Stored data
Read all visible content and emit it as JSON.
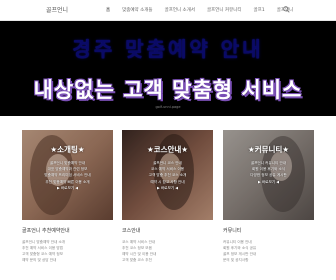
{
  "header": {
    "logo": "골프언니",
    "nav": [
      "홈",
      "맞춤예약 소개들",
      "골프언니 소개서",
      "골프언니 커뮤니티",
      "골프1",
      "골프언니"
    ]
  },
  "hero": {
    "line1": "경주 맞춤예약 안내",
    "line2": "내상없는 고객 맞춤형 서비스",
    "url": "golf-unni.page"
  },
  "cards": [
    {
      "title": "★소개팅★",
      "lines": [
        "골프언니 맞춤예약 안내",
        "대표 맞춤예약과 관련 정보",
        "맞춤예약 프리미엄 서비스 안내",
        "추천 맞춤예약 빠른 이용 소개",
        "▶ 바로보기 ◀"
      ]
    },
    {
      "title": "★코스안내★",
      "lines": [
        "골프언니 코스 안내",
        "코스 예약 서비스 이용",
        "고객 맞춤 추천 코스 소개",
        "예약 시 참고 사항 안내",
        "▶ 바로보기 ◀"
      ]
    },
    {
      "title": "★커뮤니티★",
      "lines": [
        "골프언니 커뮤니티 안내",
        "회원 이용 후기와 소식",
        "다양한 정보 공유 게시판",
        "▶ 바로보기 ◀"
      ]
    }
  ],
  "columns": [
    {
      "title": "골프언니 추천예약안내",
      "lines": [
        "골프언니 맞춤예약 안내 소개",
        "추천 예약 서비스 이용 방법",
        "고객 맞춤형 코스 예약 정보",
        "예약 문의 및 상담 안내"
      ]
    },
    {
      "title": "코스안내",
      "lines": [
        "코스 예약 서비스 안내",
        "추천 코스 정보 모음",
        "예약 시간 및 이용 안내",
        "고객 맞춤 코스 추천"
      ]
    },
    {
      "title": "커뮤니티",
      "lines": [
        "커뮤니티 이용 안내",
        "회원 후기와 소식 공유",
        "골프 정보 게시판 안내",
        "문의 및 공지사항"
      ]
    }
  ]
}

● What is expected
Each line in the data that holds the string "커뮤니티" should be found and copied.

● Result
      "골프언니 커뮤니티",
      "title": "★커뮤니티★",
        "골프언니 커뮤니티 안내",
      "title": "커뮤니티",
        "커뮤니티 이용 안내",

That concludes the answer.